(Task brief) Scan the data beneath this task and copy each line that includes "Response".

(Source data)
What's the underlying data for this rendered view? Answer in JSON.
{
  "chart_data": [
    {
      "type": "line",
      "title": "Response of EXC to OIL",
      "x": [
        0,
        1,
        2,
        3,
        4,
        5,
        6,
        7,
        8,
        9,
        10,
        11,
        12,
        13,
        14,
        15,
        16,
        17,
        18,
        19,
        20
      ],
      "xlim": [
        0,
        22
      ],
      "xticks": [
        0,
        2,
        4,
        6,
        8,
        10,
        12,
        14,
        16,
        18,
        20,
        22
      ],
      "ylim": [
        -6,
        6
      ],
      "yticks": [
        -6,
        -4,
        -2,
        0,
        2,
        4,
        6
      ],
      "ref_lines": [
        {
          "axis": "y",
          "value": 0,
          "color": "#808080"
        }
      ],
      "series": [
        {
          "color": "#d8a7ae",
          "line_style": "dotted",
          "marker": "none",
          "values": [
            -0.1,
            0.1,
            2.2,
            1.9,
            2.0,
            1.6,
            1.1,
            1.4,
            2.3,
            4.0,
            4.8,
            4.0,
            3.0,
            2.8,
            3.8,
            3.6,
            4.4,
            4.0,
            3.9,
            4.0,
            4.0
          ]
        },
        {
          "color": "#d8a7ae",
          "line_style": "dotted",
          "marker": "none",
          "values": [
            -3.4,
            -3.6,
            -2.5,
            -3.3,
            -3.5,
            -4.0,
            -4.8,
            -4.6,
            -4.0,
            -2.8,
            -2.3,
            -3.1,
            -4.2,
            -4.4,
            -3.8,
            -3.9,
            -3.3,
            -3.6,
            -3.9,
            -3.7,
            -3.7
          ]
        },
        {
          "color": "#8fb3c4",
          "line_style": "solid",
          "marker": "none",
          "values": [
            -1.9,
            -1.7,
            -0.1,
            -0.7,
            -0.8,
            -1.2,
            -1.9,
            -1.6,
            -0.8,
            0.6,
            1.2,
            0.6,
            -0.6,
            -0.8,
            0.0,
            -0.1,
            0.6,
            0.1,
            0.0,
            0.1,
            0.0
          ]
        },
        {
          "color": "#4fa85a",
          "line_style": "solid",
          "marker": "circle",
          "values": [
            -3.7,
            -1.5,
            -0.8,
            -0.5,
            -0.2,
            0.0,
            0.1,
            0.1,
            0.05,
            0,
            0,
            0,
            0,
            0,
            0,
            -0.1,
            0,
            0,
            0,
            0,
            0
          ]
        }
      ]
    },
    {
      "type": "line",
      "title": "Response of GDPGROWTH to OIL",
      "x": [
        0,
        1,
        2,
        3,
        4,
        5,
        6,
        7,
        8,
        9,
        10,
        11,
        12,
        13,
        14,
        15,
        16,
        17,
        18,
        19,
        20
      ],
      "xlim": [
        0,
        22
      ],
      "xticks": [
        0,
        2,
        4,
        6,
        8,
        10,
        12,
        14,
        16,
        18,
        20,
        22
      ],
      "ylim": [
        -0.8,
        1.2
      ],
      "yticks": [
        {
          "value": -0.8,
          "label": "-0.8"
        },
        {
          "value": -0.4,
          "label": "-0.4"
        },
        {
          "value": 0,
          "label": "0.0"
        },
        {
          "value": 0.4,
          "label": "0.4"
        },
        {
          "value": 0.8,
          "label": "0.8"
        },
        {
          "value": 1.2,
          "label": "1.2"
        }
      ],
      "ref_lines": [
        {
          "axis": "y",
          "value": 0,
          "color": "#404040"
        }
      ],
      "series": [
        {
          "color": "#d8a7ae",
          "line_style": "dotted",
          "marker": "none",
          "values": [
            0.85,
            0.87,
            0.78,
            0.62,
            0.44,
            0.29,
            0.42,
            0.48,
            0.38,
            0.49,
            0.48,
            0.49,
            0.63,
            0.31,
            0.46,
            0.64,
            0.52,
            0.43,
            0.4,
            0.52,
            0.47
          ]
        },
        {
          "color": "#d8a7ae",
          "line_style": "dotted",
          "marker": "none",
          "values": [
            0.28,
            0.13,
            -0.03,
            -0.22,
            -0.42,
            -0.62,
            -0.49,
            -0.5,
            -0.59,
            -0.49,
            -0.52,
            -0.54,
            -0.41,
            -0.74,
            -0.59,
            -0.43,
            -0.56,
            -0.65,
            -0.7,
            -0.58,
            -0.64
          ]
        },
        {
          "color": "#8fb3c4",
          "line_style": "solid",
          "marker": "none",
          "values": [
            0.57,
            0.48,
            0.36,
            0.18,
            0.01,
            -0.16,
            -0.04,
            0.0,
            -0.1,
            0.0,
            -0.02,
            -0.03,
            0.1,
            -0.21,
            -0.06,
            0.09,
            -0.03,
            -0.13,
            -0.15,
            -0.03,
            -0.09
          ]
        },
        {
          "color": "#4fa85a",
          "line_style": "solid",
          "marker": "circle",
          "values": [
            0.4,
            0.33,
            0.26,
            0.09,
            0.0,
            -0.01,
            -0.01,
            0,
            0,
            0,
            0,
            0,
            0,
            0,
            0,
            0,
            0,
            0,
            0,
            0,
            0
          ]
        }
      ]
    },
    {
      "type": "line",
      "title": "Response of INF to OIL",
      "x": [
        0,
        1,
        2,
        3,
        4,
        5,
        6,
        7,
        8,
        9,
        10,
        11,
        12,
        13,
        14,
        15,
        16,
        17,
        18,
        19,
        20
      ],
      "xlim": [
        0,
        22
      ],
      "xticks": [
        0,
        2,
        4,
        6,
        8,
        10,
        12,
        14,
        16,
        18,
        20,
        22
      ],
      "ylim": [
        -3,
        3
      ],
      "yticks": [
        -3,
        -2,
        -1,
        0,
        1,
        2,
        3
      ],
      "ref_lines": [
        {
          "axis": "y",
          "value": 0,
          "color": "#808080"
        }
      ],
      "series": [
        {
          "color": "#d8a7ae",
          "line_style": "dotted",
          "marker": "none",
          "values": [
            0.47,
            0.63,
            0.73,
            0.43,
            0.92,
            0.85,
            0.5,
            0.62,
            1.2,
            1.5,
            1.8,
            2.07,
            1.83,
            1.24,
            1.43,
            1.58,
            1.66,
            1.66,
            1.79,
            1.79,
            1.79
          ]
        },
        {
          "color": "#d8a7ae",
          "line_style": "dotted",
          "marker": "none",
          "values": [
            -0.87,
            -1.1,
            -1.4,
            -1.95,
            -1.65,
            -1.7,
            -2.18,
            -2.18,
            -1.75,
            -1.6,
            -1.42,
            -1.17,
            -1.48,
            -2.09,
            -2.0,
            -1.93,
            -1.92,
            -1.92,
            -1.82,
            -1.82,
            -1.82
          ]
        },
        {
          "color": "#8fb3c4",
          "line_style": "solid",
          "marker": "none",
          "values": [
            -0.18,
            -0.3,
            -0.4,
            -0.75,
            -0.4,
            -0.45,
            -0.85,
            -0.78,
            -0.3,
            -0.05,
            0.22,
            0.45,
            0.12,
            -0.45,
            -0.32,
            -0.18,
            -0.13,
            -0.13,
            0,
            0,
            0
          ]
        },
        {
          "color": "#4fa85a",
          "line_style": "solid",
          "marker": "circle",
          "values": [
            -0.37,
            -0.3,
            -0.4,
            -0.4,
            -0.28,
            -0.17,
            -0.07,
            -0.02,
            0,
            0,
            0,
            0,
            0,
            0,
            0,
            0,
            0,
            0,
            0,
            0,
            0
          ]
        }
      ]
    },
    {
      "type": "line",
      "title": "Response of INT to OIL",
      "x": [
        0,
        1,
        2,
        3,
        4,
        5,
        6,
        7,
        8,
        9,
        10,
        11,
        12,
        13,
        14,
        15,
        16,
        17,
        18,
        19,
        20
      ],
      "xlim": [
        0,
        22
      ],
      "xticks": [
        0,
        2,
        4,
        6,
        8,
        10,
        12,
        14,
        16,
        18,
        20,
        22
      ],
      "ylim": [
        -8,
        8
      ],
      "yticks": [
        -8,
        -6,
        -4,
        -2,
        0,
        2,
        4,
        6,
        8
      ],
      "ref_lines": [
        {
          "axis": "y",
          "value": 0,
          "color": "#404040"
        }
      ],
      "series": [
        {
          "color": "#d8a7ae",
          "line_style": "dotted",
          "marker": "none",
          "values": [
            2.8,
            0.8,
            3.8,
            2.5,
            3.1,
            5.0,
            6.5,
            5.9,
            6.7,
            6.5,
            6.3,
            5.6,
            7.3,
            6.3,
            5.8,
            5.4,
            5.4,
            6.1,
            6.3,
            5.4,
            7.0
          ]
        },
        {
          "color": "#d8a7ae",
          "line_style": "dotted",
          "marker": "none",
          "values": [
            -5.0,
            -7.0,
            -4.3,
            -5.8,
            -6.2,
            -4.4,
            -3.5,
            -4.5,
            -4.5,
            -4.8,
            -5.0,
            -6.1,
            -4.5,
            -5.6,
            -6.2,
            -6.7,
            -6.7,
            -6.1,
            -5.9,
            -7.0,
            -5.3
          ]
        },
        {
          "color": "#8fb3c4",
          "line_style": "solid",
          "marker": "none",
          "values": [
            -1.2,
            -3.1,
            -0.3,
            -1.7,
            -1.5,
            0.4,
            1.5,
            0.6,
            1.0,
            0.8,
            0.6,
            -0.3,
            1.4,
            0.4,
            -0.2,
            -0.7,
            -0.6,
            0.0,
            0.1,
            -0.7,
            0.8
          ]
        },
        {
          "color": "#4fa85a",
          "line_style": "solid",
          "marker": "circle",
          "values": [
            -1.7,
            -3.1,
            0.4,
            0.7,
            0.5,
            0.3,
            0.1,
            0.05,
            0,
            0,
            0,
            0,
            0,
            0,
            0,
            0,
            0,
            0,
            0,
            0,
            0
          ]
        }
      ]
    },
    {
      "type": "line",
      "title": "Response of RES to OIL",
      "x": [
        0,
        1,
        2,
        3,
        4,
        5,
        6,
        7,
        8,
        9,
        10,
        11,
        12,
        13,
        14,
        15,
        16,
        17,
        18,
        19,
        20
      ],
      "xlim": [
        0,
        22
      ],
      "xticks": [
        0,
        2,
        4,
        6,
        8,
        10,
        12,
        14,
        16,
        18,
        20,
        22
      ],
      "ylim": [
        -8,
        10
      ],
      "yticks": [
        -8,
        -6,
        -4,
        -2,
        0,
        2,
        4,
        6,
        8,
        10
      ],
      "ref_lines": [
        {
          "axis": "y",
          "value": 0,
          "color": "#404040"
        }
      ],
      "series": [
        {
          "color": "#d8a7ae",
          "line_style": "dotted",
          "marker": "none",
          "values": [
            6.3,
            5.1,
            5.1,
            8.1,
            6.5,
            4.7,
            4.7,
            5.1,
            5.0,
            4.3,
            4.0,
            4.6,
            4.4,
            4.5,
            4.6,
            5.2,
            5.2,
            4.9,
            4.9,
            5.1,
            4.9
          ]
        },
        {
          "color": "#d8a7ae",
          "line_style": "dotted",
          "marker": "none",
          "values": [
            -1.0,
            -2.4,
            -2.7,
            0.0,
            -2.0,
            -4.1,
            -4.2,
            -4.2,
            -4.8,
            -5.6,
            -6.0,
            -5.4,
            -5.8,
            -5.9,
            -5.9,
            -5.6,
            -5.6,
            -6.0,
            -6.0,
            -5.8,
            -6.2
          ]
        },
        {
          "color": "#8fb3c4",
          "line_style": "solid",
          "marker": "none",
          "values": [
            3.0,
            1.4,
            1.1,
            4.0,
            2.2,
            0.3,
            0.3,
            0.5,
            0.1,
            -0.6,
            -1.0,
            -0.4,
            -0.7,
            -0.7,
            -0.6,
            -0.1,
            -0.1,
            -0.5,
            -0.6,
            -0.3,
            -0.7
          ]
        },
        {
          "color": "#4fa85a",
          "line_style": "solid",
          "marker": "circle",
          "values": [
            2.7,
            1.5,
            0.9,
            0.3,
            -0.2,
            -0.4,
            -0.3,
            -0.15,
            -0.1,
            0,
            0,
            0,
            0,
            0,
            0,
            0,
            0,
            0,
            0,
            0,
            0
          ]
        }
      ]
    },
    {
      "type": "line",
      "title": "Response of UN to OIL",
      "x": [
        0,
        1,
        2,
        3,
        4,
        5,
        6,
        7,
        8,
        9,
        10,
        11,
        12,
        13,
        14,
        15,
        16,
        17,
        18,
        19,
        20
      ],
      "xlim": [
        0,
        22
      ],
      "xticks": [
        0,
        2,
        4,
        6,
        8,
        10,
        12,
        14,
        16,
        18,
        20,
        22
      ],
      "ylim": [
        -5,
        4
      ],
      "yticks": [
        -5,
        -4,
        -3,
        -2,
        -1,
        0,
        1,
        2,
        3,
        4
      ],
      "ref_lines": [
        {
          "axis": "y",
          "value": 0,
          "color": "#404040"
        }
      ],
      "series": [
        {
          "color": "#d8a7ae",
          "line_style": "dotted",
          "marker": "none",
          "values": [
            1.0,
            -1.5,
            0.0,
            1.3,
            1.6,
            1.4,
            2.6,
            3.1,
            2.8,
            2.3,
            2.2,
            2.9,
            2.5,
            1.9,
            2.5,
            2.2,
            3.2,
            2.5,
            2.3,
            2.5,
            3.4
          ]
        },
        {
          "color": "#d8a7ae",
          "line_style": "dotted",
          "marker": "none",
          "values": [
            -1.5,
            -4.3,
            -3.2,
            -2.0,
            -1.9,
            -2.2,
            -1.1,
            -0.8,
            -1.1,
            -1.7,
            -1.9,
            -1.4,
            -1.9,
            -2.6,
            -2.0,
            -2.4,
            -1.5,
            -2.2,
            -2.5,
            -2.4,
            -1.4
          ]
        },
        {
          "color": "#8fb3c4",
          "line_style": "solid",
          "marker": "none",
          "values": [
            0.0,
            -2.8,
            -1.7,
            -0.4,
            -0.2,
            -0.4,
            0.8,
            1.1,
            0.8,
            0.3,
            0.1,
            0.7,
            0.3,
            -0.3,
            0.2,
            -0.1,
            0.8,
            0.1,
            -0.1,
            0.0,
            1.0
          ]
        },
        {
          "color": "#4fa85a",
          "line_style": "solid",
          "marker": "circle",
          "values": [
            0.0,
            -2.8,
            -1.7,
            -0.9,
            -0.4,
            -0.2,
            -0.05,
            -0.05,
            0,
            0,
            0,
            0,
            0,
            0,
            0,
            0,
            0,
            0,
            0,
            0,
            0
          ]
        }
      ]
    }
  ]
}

(Full solution)
      "title": "Response of EXC to OIL",
      "title": "Response of GDPGROWTH to OIL",
      "title": "Response of INF to OIL",
      "title": "Response of INT to OIL",
      "title": "Response of RES to OIL",
      "title": "Response of UN to OIL",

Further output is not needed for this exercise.